> [Required task] Restate the records in their entirety, word for word.

--- start of Dataset records ---

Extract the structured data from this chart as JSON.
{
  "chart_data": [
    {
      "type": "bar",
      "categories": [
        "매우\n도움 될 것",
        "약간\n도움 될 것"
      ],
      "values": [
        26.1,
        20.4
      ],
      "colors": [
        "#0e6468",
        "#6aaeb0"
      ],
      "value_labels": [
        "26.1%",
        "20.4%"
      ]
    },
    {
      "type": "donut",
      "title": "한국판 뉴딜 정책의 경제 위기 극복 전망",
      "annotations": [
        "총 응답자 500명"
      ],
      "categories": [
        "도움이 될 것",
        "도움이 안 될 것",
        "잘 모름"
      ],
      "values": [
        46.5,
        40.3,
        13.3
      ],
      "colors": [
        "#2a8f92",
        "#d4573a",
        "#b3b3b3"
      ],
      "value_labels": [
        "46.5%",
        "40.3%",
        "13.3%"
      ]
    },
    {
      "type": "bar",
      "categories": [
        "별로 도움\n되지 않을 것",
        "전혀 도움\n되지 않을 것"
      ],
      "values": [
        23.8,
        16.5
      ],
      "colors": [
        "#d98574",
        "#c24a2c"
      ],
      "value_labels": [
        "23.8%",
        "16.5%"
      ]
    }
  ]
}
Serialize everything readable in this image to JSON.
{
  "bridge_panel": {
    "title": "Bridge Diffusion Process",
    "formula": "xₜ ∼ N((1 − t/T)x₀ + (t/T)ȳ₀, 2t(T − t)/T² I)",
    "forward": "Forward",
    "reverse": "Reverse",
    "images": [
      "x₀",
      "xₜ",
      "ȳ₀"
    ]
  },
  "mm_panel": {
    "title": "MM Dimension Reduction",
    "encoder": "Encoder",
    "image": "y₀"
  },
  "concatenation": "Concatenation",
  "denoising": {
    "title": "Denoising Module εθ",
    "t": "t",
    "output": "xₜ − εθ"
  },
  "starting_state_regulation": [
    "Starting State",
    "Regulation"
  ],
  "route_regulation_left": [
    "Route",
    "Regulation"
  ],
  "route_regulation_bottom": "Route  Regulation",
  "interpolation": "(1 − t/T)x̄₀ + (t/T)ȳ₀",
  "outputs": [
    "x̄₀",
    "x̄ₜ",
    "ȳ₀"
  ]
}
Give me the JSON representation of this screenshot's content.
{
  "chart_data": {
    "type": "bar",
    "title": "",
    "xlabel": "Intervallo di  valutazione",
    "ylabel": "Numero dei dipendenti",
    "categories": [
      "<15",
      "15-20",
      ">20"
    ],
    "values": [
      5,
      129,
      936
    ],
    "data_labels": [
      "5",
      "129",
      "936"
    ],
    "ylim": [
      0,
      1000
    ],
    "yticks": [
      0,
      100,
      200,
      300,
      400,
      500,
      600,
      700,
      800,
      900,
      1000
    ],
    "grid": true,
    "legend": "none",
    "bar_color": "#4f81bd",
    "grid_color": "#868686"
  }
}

--- end of Dataset records ---

> [Written response]
Extract the structured data from this chart as JSON.
{
  "chart_data": [
    {
      "type": "bar",
      "categories": [
        "매우\n도움 될 것",
        "약간\n도움 될 것"
      ],
      "values": [
        26.1,
        20.4
      ],
      "colors": [
        "#0e6468",
        "#6aaeb0"
      ],
      "value_labels": [
        "26.1%",
        "20.4%"
      ]
    },
    {
      "type": "donut",
      "title": "한국판 뉴딜 정책의 경제 위기 극복 전망",
      "annotations": [
        "총 응답자 500명"
      ],
      "categories": [
        "도움이 될 것",
        "도움이 안 될 것",
        "잘 모름"
      ],
      "values": [
        46.5,
        40.3,
        13.3
      ],
      "colors": [
        "#2a8f92",
        "#d4573a",
        "#b3b3b3"
      ],
      "value_labels": [
        "46.5%",
        "40.3%",
        "13.3%"
      ]
    },
    {
      "type": "bar",
      "categories": [
        "별로 도움\n되지 않을 것",
        "전혀 도움\n되지 않을 것"
      ],
      "values": [
        23.8,
        16.5
      ],
      "colors": [
        "#d98574",
        "#c24a2c"
      ],
      "value_labels": [
        "23.8%",
        "16.5%"
      ]
    }
  ]
}
Serialize everything readable in this image to JSON.
{
  "bridge_panel": {
    "title": "Bridge Diffusion Process",
    "formula": "xₜ ∼ N((1 − t/T)x₀ + (t/T)ȳ₀, 2t(T − t)/T² I)",
    "forward": "Forward",
    "reverse": "Reverse",
    "images": [
      "x₀",
      "xₜ",
      "ȳ₀"
    ]
  },
  "mm_panel": {
    "title": "MM Dimension Reduction",
    "encoder": "Encoder",
    "image": "y₀"
  },
  "concatenation": "Concatenation",
  "denoising": {
    "title": "Denoising Module εθ",
    "t": "t",
    "output": "xₜ − εθ"
  },
  "starting_state_regulation": [
    "Starting State",
    "Regulation"
  ],
  "route_regulation_left": [
    "Route",
    "Regulation"
  ],
  "route_regulation_bottom": "Route  Regulation",
  "interpolation": "(1 − t/T)x̄₀ + (t/T)ȳ₀",
  "outputs": [
    "x̄₀",
    "x̄ₜ",
    "ȳ₀"
  ]
}
Give me the JSON representation of this screenshot's content.
{
  "chart_data": {
    "type": "bar",
    "title": "",
    "xlabel": "Intervallo di  valutazione",
    "ylabel": "Numero dei dipendenti",
    "categories": [
      "<15",
      "15-20",
      ">20"
    ],
    "values": [
      5,
      129,
      936
    ],
    "data_labels": [
      "5",
      "129",
      "936"
    ],
    "ylim": [
      0,
      1000
    ],
    "yticks": [
      0,
      100,
      200,
      300,
      400,
      500,
      600,
      700,
      800,
      900,
      1000
    ],
    "grid": true,
    "legend": "none",
    "bar_color": "#4f81bd",
    "grid_color": "#868686"
  }
}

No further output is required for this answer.